Instructions:
[A] Reproduce the text on health-care spending and GDP word for word, between "Not since 1980" and "rate of health-care spending.", inclusive.
[B] Carry on writing the text on health-care spending and GDP from its final sentence.

Reading text:
#####

The economic news this week may have people wondering whether they have gone through the Looking Glass into Wonderland. The Bureau of Economic Analysis issued its advance estimate of first-quarter growth in 2014, which barely made it into the black with an annualized GDP growth rate of 0.1 percent. Even that terrible result – the worst quarter since 2012, and tied for second-worst since the start of the technical recovery in June 2009 – would have been worse without an explosion of health-care spending as Obamacare enters its first year of implementation.
Not since 1980 has the American economy seen such a rapid expansion of health-care spending. It rose at an annualized rate of 9.9 percent, far outstripping inflation and standing in stark contrast to other components of the BEA report. Exports fell 7.6 percent, and demand for imports declined by 1.4 percent. Consumer consumption rose 3.0 percent, but that came in part from the high rate of health-care spending.
Related: Obamacare Boosted Health Care Spending—And GDP
The US had seen a drift downward in health-care spending, but the trend began to reverse as Obamacare first officially launched in October. In the fourth quarter of 2013, health-care spending rose 5.6 percent, far above the 2.6 percent growth rate of the economy, to which it significantly contributed. Without the spending on health care in 2014 Q1, annualized GDP would have dropped to a recessionary -1.0 percent, according to economist Ian Shepherdson.
It didn’t take long for supporters of the Affordable Care Act to change their tune on the benefits of increased health-care spending. Think Progress’ Igor Volsky wrote, “All of this was fully expected,” and that the spending just reflected the fact that more Americans “are finally getting insurance and are using their care.”

#####

Records provided:
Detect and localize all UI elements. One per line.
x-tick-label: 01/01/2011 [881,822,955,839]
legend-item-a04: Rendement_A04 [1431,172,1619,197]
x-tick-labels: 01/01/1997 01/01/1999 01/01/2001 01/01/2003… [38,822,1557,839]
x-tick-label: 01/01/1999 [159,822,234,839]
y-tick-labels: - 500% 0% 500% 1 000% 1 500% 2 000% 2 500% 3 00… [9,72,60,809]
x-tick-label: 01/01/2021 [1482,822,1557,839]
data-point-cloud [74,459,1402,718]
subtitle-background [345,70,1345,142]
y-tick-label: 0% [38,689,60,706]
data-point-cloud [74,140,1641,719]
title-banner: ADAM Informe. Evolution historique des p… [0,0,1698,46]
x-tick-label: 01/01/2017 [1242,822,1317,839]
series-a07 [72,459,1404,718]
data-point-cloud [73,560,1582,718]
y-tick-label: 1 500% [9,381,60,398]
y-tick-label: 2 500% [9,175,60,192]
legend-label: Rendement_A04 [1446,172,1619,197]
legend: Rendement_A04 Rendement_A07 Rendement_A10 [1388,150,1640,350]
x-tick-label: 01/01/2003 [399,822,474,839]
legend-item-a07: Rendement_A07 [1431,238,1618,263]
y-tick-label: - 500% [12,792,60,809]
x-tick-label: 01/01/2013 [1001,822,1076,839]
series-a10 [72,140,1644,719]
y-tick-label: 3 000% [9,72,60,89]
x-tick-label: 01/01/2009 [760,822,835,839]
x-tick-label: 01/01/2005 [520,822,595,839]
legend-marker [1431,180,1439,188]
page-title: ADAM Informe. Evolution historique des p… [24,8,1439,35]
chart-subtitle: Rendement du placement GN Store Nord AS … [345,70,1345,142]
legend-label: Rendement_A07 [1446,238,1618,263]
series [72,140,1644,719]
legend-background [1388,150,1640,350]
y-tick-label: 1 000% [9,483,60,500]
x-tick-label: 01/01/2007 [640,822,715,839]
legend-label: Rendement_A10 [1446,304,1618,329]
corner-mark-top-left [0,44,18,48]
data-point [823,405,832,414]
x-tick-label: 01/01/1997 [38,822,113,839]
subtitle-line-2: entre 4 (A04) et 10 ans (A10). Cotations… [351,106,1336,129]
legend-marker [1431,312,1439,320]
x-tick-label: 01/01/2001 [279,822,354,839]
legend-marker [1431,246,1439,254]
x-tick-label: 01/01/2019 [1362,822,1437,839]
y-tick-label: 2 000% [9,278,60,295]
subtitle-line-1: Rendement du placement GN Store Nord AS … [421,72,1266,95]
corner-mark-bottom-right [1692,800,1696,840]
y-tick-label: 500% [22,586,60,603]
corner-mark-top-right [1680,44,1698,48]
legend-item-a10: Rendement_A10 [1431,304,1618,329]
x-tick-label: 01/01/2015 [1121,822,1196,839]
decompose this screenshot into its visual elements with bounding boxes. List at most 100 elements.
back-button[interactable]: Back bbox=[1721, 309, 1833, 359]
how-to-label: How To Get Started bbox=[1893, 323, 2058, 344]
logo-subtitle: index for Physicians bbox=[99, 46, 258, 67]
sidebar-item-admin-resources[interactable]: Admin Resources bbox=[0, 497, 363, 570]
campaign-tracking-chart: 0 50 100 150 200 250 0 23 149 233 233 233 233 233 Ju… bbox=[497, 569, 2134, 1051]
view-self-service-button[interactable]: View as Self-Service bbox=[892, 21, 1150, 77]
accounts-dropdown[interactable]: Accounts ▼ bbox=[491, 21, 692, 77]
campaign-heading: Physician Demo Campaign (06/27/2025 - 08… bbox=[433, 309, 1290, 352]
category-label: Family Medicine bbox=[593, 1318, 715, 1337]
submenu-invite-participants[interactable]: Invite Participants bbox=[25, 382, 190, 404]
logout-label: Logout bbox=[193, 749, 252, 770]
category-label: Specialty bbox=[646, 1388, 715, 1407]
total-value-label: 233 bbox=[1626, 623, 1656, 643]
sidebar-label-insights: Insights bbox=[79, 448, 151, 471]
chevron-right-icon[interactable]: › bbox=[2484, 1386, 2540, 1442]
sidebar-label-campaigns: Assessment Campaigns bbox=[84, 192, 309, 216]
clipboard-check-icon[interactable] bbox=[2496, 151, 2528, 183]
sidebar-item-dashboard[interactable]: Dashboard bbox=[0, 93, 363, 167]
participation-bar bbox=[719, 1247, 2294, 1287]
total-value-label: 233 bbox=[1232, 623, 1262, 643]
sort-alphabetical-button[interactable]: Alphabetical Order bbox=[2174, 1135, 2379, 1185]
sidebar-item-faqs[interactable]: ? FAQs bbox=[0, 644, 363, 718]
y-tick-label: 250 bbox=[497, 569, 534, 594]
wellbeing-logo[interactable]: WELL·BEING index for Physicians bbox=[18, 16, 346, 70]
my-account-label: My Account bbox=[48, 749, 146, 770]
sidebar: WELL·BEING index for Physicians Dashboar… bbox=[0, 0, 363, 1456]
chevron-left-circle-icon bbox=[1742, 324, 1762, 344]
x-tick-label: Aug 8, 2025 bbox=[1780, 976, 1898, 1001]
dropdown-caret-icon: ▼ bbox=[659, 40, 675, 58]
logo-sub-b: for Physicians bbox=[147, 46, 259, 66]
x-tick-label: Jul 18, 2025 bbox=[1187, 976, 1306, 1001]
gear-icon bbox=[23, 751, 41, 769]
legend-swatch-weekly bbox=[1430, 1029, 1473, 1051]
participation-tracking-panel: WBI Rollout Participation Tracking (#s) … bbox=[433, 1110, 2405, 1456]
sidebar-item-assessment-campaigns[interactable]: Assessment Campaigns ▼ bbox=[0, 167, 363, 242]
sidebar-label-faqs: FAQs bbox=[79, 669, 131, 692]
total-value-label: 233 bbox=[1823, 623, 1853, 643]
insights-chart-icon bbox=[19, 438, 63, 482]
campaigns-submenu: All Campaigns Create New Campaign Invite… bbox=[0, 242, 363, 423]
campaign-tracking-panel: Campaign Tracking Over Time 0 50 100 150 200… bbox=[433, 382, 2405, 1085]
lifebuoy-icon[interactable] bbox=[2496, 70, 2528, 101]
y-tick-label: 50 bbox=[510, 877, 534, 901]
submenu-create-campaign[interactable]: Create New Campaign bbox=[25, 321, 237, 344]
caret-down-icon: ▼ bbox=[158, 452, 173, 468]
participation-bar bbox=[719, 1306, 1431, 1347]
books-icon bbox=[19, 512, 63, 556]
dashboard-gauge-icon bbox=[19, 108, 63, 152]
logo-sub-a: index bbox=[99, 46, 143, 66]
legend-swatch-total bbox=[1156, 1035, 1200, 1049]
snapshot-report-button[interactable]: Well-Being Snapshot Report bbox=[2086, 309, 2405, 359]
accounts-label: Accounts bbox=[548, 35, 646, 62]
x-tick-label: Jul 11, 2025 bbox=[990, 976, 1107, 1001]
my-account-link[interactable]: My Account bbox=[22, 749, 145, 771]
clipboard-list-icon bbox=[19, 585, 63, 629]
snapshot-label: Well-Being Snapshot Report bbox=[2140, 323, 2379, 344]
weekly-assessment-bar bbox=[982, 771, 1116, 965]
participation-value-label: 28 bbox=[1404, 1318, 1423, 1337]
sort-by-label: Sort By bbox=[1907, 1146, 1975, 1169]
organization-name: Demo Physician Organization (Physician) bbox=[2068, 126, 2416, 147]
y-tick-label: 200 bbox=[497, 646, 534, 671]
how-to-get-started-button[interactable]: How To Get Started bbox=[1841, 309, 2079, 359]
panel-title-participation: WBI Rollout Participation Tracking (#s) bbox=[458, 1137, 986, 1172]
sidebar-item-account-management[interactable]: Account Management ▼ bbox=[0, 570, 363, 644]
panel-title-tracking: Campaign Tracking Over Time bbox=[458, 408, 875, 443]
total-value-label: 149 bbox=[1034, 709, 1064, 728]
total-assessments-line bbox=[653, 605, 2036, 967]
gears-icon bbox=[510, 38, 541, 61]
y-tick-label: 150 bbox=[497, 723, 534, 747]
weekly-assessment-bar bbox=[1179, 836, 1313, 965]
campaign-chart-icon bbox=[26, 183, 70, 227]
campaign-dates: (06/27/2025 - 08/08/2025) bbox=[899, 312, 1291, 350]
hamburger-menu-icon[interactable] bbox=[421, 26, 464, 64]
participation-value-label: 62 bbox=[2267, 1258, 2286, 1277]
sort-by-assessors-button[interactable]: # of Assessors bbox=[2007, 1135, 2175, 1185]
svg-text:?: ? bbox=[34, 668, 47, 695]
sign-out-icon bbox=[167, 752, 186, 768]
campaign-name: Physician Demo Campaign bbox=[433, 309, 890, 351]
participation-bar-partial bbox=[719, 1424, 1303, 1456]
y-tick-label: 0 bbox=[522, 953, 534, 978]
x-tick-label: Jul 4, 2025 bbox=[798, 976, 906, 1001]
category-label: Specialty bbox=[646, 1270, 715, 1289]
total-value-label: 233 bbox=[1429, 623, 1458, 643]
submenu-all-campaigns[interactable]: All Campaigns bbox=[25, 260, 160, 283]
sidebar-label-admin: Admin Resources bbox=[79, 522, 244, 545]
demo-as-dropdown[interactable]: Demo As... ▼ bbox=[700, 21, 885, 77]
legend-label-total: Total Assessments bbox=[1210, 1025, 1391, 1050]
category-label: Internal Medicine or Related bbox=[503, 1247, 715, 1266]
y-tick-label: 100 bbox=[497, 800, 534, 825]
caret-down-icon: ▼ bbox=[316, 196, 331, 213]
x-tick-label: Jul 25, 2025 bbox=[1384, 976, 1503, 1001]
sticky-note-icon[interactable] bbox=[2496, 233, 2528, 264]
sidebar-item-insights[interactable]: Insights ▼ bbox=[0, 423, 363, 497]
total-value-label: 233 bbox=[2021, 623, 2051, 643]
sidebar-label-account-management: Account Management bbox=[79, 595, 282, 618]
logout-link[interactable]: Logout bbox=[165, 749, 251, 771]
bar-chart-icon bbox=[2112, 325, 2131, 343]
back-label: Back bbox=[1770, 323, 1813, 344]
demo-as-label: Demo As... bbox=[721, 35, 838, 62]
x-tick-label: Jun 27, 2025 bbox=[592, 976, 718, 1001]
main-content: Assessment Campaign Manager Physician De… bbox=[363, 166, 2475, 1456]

#####

Results of the exercise:
[A]
Not since 1980 has the American economy seen such a rapid expansion of health-care spending. It rose at an annualized rate of 9.9 percent, far outstripping inflation and standing in stark contrast to other components of the BEA report. Exports fell 7.6 percent, and demand for imports declined by 1.4 percent. Consumer consumption rose 3.0 percent, but that came in part from the high rate of health-care spending.

[B]
Oddly, the same publication lamented less than four months ago that Obamacare didn’t get enough credit for keeping spending increases down in 2012. “According to CMS, the spending growth between 2009 and 2012 is the lowest ever recorded in the past five decades,” wrote Tara Culp-Ressler in early January, “and 2012 is the first time in more than a decade that health spending grew more slowly than the U.S. economy.” She complained, “The CMS’ report isn’t giving the Affordable Care Act much credit” for keeping increases limited, as CMS attributed the slowdown to the economic malaise of the so-called recovery.
The White House jumped on the same bandwagon. “The sharp increase in estimated utilization appears to have been driven by greater use of health care services by people who gained insurance coverage during the first quarter because of the Affordable Care Act,” wrote Jason Furman on the White House blog on Wednesday. “Ensuring access to care is a key goal of the Affordable Care Act’s coverage expansion, so this increase in utilization is neither a surprise, nor a cause for concern.”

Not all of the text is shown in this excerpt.